## DESCRIPTION OF THE TASK
Quote every entry word for word.

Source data
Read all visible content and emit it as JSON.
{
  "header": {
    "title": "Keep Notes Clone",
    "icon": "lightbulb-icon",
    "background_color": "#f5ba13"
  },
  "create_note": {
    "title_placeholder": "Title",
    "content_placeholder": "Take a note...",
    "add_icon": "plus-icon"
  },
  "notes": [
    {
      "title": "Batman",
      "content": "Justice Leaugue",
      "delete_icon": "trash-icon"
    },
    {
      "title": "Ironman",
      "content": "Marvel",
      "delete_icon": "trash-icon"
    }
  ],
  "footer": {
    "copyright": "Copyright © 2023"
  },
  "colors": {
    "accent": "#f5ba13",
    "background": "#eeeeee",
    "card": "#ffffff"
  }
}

## TASK RESPONSE
Read all visible content and emit it as JSON.
{
  "header": {
    "title": "Keep Notes Clone",
    "icon": "lightbulb-icon",
    "background_color": "#f5ba13"
  },
  "create_note": {
    "title_placeholder": "Title",
    "content_placeholder": "Take a note...",
    "add_icon": "plus-icon"
  },
  "notes": [
    {
      "title": "Batman",
      "content": "Justice Leaugue",
      "delete_icon": "trash-icon"
    },
    {
      "title": "Ironman",
      "content": "Marvel",
      "delete_icon": "trash-icon"
    }
  ],
  "footer": {
    "copyright": "Copyright © 2023"
  },
  "colors": {
    "accent": "#f5ba13",
    "background": "#eeeeee",
    "card": "#ffffff"
  }
}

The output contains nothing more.